Data supplied =>
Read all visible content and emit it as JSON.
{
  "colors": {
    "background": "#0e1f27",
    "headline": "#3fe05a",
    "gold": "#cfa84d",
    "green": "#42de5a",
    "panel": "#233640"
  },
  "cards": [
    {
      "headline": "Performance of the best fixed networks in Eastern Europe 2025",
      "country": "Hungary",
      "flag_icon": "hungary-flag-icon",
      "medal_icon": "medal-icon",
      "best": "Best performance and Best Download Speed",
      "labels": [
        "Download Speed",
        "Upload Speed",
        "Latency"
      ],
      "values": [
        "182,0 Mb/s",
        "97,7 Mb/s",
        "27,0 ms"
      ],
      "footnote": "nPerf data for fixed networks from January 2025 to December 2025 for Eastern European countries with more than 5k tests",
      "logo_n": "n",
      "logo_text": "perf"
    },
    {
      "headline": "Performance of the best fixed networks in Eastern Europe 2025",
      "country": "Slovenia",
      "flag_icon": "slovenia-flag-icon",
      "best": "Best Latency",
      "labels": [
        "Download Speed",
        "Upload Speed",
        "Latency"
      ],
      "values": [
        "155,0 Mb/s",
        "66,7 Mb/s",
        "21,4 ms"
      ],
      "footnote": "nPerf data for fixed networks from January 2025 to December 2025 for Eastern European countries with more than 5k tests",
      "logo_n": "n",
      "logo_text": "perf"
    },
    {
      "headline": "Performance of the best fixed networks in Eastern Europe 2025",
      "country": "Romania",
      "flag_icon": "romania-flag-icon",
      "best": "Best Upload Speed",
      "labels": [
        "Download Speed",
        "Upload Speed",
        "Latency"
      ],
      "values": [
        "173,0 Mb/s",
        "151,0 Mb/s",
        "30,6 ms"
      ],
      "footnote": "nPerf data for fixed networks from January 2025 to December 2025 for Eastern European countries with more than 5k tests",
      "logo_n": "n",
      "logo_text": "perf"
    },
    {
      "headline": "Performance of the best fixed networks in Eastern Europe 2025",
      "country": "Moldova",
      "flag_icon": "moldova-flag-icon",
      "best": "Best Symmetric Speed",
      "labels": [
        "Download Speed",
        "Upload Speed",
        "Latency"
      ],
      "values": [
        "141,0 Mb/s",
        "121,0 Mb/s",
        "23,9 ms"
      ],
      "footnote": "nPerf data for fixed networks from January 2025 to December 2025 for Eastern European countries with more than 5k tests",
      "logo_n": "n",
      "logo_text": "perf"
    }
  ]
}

Description of the task =>
Copy the records above exactly.

Result of the task =>
Read all visible content and emit it as JSON.
{
  "colors": {
    "background": "#0e1f27",
    "headline": "#3fe05a",
    "gold": "#cfa84d",
    "green": "#42de5a",
    "panel": "#233640"
  },
  "cards": [
    {
      "headline": "Performance of the best fixed networks in Eastern Europe 2025",
      "country": "Hungary",
      "flag_icon": "hungary-flag-icon",
      "medal_icon": "medal-icon",
      "best": "Best performance and Best Download Speed",
      "labels": [
        "Download Speed",
        "Upload Speed",
        "Latency"
      ],
      "values": [
        "182,0 Mb/s",
        "97,7 Mb/s",
        "27,0 ms"
      ],
      "footnote": "nPerf data for fixed networks from January 2025 to December 2025 for Eastern European countries with more than 5k tests",
      "logo_n": "n",
      "logo_text": "perf"
    },
    {
      "headline": "Performance of the best fixed networks in Eastern Europe 2025",
      "country": "Slovenia",
      "flag_icon": "slovenia-flag-icon",
      "best": "Best Latency",
      "labels": [
        "Download Speed",
        "Upload Speed",
        "Latency"
      ],
      "values": [
        "155,0 Mb/s",
        "66,7 Mb/s",
        "21,4 ms"
      ],
      "footnote": "nPerf data for fixed networks from January 2025 to December 2025 for Eastern European countries with more than 5k tests",
      "logo_n": "n",
      "logo_text": "perf"
    },
    {
      "headline": "Performance of the best fixed networks in Eastern Europe 2025",
      "country": "Romania",
      "flag_icon": "romania-flag-icon",
      "best": "Best Upload Speed",
      "labels": [
        "Download Speed",
        "Upload Speed",
        "Latency"
      ],
      "values": [
        "173,0 Mb/s",
        "151,0 Mb/s",
        "30,6 ms"
      ],
      "footnote": "nPerf data for fixed networks from January 2025 to December 2025 for Eastern European countries with more than 5k tests",
      "logo_n": "n",
      "logo_text": "perf"
    },
    {
      "headline": "Performance of the best fixed networks in Eastern Europe 2025",
      "country": "Moldova",
      "flag_icon": "moldova-flag-icon",
      "best": "Best Symmetric Speed",
      "labels": [
        "Download Speed",
        "Upload Speed",
        "Latency"
      ],
      "values": [
        "141,0 Mb/s",
        "121,0 Mb/s",
        "23,9 ms"
      ],
      "footnote": "nPerf data for fixed networks from January 2025 to December 2025 for Eastern European countries with more than 5k tests",
      "logo_n": "n",
      "logo_text": "perf"
    }
  ]
}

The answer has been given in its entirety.